#### Instruction
Return each line that holds the word "України".

Begin

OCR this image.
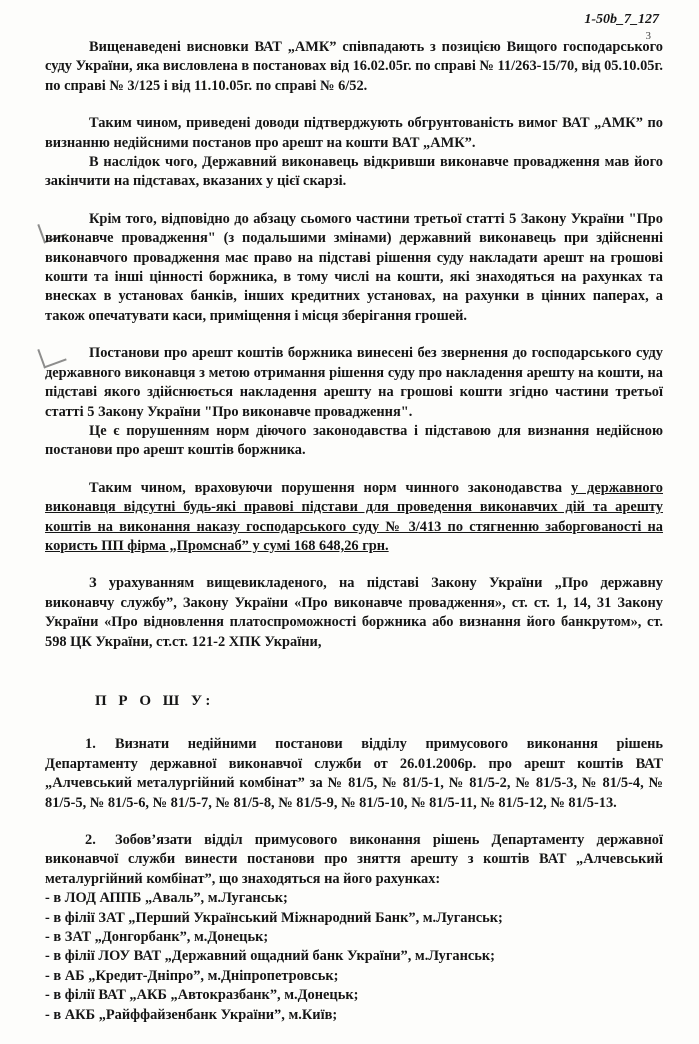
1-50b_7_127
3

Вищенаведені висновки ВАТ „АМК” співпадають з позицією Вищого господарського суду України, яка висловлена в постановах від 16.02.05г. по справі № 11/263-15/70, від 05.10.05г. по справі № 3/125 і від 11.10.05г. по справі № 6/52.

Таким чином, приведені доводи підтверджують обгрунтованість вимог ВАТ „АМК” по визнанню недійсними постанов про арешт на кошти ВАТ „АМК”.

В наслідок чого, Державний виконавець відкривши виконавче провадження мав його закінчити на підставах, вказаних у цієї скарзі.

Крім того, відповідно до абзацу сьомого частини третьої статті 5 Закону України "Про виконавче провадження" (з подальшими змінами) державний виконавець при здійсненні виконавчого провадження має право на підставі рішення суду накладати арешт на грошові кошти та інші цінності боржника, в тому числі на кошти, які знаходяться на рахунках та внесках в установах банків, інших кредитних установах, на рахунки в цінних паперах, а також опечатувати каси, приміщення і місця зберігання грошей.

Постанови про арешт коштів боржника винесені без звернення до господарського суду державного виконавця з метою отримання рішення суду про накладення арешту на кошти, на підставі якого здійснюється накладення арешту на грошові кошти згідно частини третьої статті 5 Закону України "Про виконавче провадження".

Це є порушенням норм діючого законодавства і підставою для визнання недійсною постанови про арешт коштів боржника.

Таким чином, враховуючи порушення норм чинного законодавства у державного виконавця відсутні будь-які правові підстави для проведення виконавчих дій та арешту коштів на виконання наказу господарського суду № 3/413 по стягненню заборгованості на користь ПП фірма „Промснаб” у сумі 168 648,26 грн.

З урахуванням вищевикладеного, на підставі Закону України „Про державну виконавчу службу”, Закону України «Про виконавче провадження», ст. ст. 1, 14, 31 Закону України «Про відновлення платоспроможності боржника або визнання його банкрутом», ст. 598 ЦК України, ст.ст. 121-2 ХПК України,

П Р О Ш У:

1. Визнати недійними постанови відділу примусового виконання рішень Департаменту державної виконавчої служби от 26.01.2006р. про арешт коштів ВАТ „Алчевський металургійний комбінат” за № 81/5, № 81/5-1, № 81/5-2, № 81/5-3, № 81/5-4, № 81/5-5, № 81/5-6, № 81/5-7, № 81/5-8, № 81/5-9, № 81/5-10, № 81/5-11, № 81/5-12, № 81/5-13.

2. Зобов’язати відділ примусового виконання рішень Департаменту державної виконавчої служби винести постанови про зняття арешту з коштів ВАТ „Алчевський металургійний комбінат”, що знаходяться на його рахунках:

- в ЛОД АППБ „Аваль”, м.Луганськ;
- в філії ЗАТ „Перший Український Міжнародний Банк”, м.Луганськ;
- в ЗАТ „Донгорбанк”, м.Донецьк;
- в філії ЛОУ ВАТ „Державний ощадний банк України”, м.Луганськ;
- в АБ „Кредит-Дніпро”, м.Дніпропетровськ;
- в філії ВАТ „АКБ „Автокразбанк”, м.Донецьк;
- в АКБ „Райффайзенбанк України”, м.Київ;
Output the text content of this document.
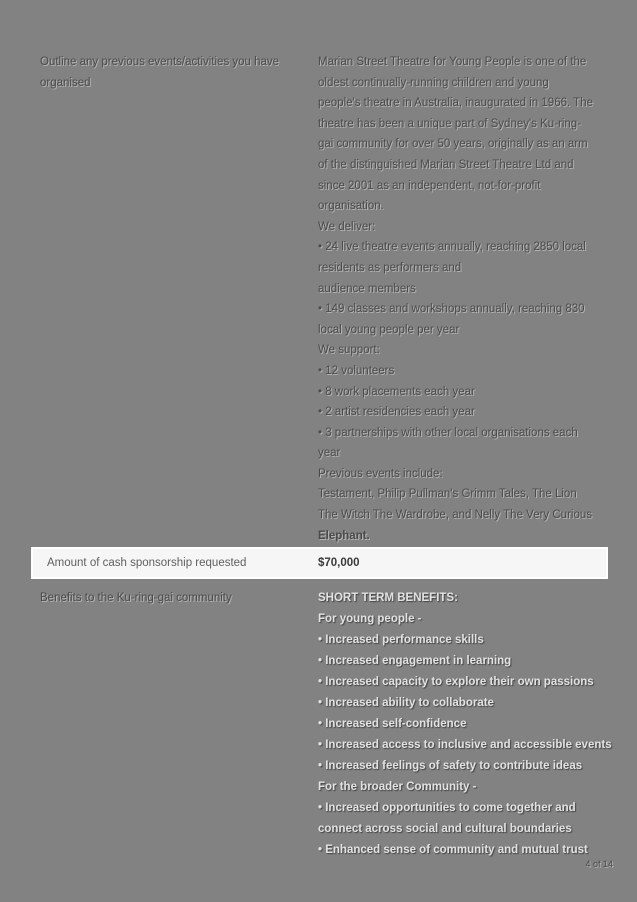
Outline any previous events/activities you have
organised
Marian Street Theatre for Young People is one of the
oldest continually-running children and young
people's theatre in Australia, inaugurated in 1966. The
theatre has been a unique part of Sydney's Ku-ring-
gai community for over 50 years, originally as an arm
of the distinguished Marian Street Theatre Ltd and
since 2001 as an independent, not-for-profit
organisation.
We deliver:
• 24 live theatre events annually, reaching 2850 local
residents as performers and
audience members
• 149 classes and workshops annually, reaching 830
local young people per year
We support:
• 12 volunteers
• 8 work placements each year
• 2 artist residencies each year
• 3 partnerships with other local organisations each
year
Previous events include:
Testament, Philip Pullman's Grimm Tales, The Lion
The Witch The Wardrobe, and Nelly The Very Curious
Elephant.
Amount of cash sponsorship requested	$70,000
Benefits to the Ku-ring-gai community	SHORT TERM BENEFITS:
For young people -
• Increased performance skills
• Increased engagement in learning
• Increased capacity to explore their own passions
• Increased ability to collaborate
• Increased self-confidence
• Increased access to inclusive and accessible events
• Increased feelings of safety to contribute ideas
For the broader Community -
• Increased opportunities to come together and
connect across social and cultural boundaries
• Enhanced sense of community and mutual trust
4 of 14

End
Begin

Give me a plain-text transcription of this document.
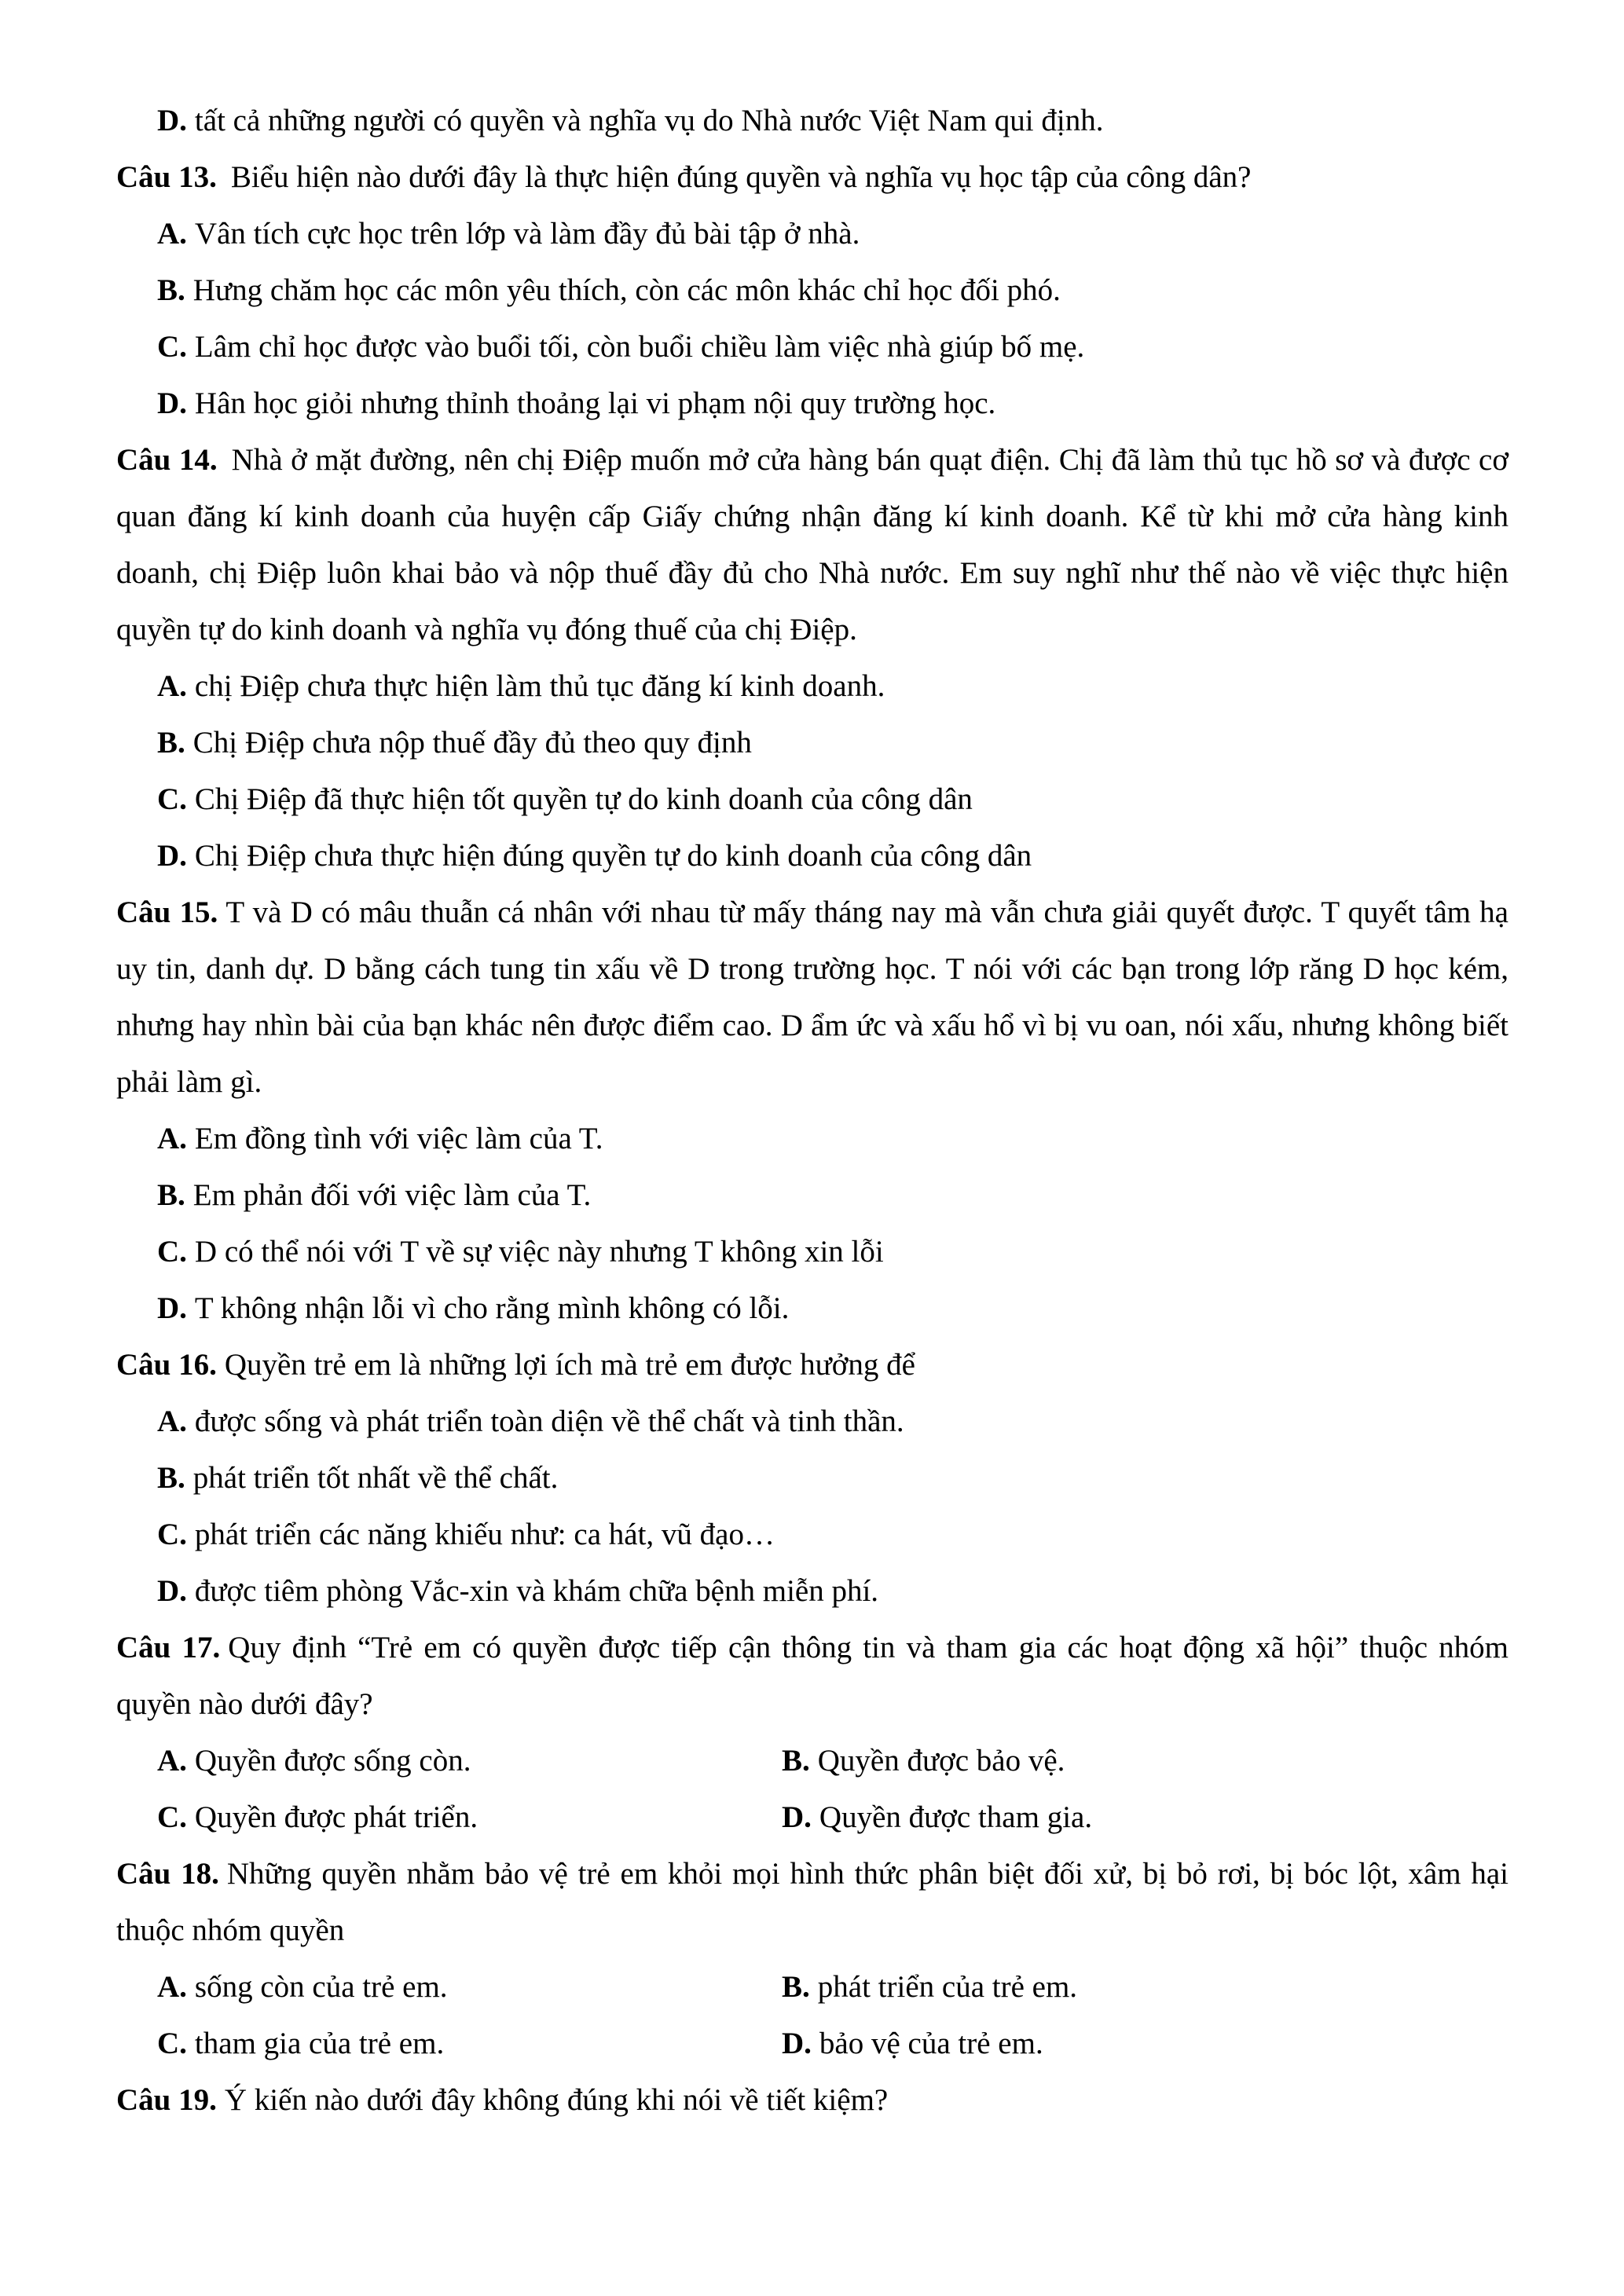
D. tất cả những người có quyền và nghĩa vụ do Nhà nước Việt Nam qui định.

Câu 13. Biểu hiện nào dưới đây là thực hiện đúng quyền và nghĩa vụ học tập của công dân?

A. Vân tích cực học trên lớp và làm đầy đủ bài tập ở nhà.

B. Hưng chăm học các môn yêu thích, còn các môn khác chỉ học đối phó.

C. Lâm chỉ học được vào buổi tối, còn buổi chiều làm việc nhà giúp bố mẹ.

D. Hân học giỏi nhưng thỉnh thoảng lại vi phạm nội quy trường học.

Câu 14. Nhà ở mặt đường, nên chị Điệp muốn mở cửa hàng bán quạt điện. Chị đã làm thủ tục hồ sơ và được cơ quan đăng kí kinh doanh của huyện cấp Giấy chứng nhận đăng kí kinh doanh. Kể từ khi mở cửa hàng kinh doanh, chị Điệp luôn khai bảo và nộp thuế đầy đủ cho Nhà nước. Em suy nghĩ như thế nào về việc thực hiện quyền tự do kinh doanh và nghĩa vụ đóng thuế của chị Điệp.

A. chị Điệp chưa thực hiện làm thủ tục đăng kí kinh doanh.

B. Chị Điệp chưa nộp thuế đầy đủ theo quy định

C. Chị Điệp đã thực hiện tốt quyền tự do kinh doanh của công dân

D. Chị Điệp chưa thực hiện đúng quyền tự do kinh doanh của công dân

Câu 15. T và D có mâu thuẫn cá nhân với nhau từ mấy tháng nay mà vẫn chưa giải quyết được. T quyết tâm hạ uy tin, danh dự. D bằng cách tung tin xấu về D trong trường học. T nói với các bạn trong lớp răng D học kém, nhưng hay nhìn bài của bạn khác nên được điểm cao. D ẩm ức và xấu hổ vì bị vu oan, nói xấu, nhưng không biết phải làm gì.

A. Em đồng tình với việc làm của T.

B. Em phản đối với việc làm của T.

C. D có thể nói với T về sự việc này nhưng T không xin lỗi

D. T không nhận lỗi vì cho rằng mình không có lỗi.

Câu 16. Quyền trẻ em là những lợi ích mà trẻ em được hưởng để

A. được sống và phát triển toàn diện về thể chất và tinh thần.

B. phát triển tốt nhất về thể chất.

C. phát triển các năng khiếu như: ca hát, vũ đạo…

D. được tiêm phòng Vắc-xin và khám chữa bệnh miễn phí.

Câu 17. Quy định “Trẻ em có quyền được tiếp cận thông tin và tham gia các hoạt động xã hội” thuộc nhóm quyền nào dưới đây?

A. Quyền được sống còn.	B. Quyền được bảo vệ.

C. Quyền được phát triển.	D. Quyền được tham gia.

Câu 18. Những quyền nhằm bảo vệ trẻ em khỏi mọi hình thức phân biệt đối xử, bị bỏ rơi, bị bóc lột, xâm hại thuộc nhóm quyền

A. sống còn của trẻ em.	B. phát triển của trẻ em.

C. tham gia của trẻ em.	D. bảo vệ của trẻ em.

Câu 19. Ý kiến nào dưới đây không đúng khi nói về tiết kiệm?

End

#### Written response
Вищенаведені висновки ВАТ „АМК” співпадають з позицією Вищого господарського суду України, яка висловлена в постановах від 16.02.05г. по справі № 11/263-15/70, від 05.10.05г. по справі № 3/125 і від 11.10.05г. по справі № 6/52.
Крім того, відповідно до абзацу сьомого частини третьої статті 5 Закону України "Про виконавче провадження" (з подальшими змінами) державний виконавець при здійсненні виконавчого провадження має право на підставі рішення суду накладати арешт на грошові кошти та інші цінності боржника, в тому числі на кошти, які знаходяться на рахунках та внесках в установах банків, інших кредитних установах, на рахунки в цінних паперах, а також опечатувати каси, приміщення і місця зберігання грошей.
Постанови про арешт коштів боржника винесені без звернення до господарського суду державного виконавця з метою отримання рішення суду про накладення арешту на кошти, на підставі якого здійснюється накладення арешту на грошові кошти згідно частини третьої статті 5 Закону України "Про виконавче провадження".
З урахуванням вищевикладеного, на підставі Закону України „Про державну виконавчу службу”, Закону України «Про виконавче провадження», ст. ст. 1, 14, 31 Закону України «Про відновлення платоспроможності боржника або визнання його банкрутом», ст. 598 ЦК України, ст.ст. 121-2 ХПК України,
- в філії ЛОУ ВАТ „Державний ощадний банк України”, м.Луганськ;
- в АКБ „Райффайзенбанк України”, м.Київ;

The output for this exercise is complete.